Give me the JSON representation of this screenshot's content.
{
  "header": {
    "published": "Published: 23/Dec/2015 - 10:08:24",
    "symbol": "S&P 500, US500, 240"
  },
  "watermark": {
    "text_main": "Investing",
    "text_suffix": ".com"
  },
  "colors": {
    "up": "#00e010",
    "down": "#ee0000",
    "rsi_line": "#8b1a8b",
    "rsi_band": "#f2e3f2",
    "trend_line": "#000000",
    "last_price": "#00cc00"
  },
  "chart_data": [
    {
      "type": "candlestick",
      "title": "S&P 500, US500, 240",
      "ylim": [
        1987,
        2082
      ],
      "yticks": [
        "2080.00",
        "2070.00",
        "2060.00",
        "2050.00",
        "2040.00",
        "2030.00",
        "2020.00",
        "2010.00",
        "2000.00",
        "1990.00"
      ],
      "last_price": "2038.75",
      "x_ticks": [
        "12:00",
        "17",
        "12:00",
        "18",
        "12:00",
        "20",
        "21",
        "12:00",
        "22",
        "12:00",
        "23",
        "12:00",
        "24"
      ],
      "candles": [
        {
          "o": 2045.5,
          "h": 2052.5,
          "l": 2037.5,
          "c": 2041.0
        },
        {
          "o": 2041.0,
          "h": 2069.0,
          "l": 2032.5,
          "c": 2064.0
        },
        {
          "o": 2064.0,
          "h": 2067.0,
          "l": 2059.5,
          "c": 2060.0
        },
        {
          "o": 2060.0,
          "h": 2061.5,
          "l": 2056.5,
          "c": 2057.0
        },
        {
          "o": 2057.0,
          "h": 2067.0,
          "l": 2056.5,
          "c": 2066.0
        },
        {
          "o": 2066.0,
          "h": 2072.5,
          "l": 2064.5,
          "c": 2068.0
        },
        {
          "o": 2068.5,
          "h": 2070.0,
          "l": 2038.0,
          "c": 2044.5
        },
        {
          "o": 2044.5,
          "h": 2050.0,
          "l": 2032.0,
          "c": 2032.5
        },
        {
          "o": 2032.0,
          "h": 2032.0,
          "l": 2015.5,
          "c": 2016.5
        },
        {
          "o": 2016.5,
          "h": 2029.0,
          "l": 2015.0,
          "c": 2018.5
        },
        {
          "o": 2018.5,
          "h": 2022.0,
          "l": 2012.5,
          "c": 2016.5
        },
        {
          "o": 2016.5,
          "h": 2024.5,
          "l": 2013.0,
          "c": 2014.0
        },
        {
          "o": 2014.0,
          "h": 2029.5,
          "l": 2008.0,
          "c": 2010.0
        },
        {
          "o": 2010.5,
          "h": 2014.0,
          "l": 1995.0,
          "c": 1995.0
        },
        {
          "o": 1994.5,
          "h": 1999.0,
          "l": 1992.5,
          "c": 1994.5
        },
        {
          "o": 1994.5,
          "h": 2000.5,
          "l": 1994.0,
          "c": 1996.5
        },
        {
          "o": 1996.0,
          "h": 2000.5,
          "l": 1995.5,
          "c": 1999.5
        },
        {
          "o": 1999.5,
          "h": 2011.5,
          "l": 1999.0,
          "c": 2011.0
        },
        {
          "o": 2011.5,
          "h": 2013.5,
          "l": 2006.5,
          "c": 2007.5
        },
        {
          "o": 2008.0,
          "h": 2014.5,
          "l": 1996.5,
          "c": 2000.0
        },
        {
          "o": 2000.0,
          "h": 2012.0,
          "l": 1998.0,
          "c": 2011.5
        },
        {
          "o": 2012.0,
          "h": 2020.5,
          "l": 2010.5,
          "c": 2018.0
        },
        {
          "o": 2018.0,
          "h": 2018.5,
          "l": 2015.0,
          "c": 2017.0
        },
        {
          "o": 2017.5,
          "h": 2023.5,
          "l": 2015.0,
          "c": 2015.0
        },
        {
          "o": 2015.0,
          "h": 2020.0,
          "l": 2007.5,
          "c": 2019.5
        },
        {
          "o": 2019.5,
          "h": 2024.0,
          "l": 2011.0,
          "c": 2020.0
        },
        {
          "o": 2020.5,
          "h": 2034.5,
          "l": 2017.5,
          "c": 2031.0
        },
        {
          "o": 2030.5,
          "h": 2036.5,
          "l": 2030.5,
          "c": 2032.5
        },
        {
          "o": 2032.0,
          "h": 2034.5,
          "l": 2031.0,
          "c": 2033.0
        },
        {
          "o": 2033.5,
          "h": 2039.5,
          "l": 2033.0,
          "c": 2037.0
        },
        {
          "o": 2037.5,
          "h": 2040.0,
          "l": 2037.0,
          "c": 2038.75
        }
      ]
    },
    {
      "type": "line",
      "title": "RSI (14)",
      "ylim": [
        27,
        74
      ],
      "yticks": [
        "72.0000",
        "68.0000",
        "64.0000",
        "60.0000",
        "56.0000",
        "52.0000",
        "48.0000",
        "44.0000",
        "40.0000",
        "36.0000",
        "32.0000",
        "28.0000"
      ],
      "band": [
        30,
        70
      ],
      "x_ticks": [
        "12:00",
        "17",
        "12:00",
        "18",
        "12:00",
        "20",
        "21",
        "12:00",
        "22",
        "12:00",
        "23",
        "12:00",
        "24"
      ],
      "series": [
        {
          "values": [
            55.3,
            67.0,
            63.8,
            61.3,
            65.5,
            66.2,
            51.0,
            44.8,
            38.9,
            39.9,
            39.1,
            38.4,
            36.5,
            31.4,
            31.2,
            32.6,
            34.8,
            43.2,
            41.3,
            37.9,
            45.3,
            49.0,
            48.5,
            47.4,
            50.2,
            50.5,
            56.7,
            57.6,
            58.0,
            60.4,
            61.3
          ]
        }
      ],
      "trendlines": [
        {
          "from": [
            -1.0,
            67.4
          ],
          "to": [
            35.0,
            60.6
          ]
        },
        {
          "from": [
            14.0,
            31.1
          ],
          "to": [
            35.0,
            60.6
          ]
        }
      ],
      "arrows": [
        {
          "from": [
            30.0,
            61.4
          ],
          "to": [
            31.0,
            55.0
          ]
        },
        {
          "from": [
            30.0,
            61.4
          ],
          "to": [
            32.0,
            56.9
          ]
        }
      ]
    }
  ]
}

| Directions |
Extract all of the data shown above without alteration.

| Response for this exercise |
Give me the JSON representation of this screenshot's content.
{
  "header": {
    "published": "Published: 23/Dec/2015 - 10:08:24",
    "symbol": "S&P 500, US500, 240"
  },
  "watermark": {
    "text_main": "Investing",
    "text_suffix": ".com"
  },
  "colors": {
    "up": "#00e010",
    "down": "#ee0000",
    "rsi_line": "#8b1a8b",
    "rsi_band": "#f2e3f2",
    "trend_line": "#000000",
    "last_price": "#00cc00"
  },
  "chart_data": [
    {
      "type": "candlestick",
      "title": "S&P 500, US500, 240",
      "ylim": [
        1987,
        2082
      ],
      "yticks": [
        "2080.00",
        "2070.00",
        "2060.00",
        "2050.00",
        "2040.00",
        "2030.00",
        "2020.00",
        "2010.00",
        "2000.00",
        "1990.00"
      ],
      "last_price": "2038.75",
      "x_ticks": [
        "12:00",
        "17",
        "12:00",
        "18",
        "12:00",
        "20",
        "21",
        "12:00",
        "22",
        "12:00",
        "23",
        "12:00",
        "24"
      ],
      "candles": [
        {
          "o": 2045.5,
          "h": 2052.5,
          "l": 2037.5,
          "c": 2041.0
        },
        {
          "o": 2041.0,
          "h": 2069.0,
          "l": 2032.5,
          "c": 2064.0
        },
        {
          "o": 2064.0,
          "h": 2067.0,
          "l": 2059.5,
          "c": 2060.0
        },
        {
          "o": 2060.0,
          "h": 2061.5,
          "l": 2056.5,
          "c": 2057.0
        },
        {
          "o": 2057.0,
          "h": 2067.0,
          "l": 2056.5,
          "c": 2066.0
        },
        {
          "o": 2066.0,
          "h": 2072.5,
          "l": 2064.5,
          "c": 2068.0
        },
        {
          "o": 2068.5,
          "h": 2070.0,
          "l": 2038.0,
          "c": 2044.5
        },
        {
          "o": 2044.5,
          "h": 2050.0,
          "l": 2032.0,
          "c": 2032.5
        },
        {
          "o": 2032.0,
          "h": 2032.0,
          "l": 2015.5,
          "c": 2016.5
        },
        {
          "o": 2016.5,
          "h": 2029.0,
          "l": 2015.0,
          "c": 2018.5
        },
        {
          "o": 2018.5,
          "h": 2022.0,
          "l": 2012.5,
          "c": 2016.5
        },
        {
          "o": 2016.5,
          "h": 2024.5,
          "l": 2013.0,
          "c": 2014.0
        },
        {
          "o": 2014.0,
          "h": 2029.5,
          "l": 2008.0,
          "c": 2010.0
        },
        {
          "o": 2010.5,
          "h": 2014.0,
          "l": 1995.0,
          "c": 1995.0
        },
        {
          "o": 1994.5,
          "h": 1999.0,
          "l": 1992.5,
          "c": 1994.5
        },
        {
          "o": 1994.5,
          "h": 2000.5,
          "l": 1994.0,
          "c": 1996.5
        },
        {
          "o": 1996.0,
          "h": 2000.5,
          "l": 1995.5,
          "c": 1999.5
        },
        {
          "o": 1999.5,
          "h": 2011.5,
          "l": 1999.0,
          "c": 2011.0
        },
        {
          "o": 2011.5,
          "h": 2013.5,
          "l": 2006.5,
          "c": 2007.5
        },
        {
          "o": 2008.0,
          "h": 2014.5,
          "l": 1996.5,
          "c": 2000.0
        },
        {
          "o": 2000.0,
          "h": 2012.0,
          "l": 1998.0,
          "c": 2011.5
        },
        {
          "o": 2012.0,
          "h": 2020.5,
          "l": 2010.5,
          "c": 2018.0
        },
        {
          "o": 2018.0,
          "h": 2018.5,
          "l": 2015.0,
          "c": 2017.0
        },
        {
          "o": 2017.5,
          "h": 2023.5,
          "l": 2015.0,
          "c": 2015.0
        },
        {
          "o": 2015.0,
          "h": 2020.0,
          "l": 2007.5,
          "c": 2019.5
        },
        {
          "o": 2019.5,
          "h": 2024.0,
          "l": 2011.0,
          "c": 2020.0
        },
        {
          "o": 2020.5,
          "h": 2034.5,
          "l": 2017.5,
          "c": 2031.0
        },
        {
          "o": 2030.5,
          "h": 2036.5,
          "l": 2030.5,
          "c": 2032.5
        },
        {
          "o": 2032.0,
          "h": 2034.5,
          "l": 2031.0,
          "c": 2033.0
        },
        {
          "o": 2033.5,
          "h": 2039.5,
          "l": 2033.0,
          "c": 2037.0
        },
        {
          "o": 2037.5,
          "h": 2040.0,
          "l": 2037.0,
          "c": 2038.75
        }
      ]
    },
    {
      "type": "line",
      "title": "RSI (14)",
      "ylim": [
        27,
        74
      ],
      "yticks": [
        "72.0000",
        "68.0000",
        "64.0000",
        "60.0000",
        "56.0000",
        "52.0000",
        "48.0000",
        "44.0000",
        "40.0000",
        "36.0000",
        "32.0000",
        "28.0000"
      ],
      "band": [
        30,
        70
      ],
      "x_ticks": [
        "12:00",
        "17",
        "12:00",
        "18",
        "12:00",
        "20",
        "21",
        "12:00",
        "22",
        "12:00",
        "23",
        "12:00",
        "24"
      ],
      "series": [
        {
          "values": [
            55.3,
            67.0,
            63.8,
            61.3,
            65.5,
            66.2,
            51.0,
            44.8,
            38.9,
            39.9,
            39.1,
            38.4,
            36.5,
            31.4,
            31.2,
            32.6,
            34.8,
            43.2,
            41.3,
            37.9,
            45.3,
            49.0,
            48.5,
            47.4,
            50.2,
            50.5,
            56.7,
            57.6,
            58.0,
            60.4,
            61.3
          ]
        }
      ],
      "trendlines": [
        {
          "from": [
            -1.0,
            67.4
          ],
          "to": [
            35.0,
            60.6
          ]
        },
        {
          "from": [
            14.0,
            31.1
          ],
          "to": [
            35.0,
            60.6
          ]
        }
      ],
      "arrows": [
        {
          "from": [
            30.0,
            61.4
          ],
          "to": [
            31.0,
            55.0
          ]
        },
        {
          "from": [
            30.0,
            61.4
          ],
          "to": [
            32.0,
            56.9
          ]
        }
      ]
    }
  ]
}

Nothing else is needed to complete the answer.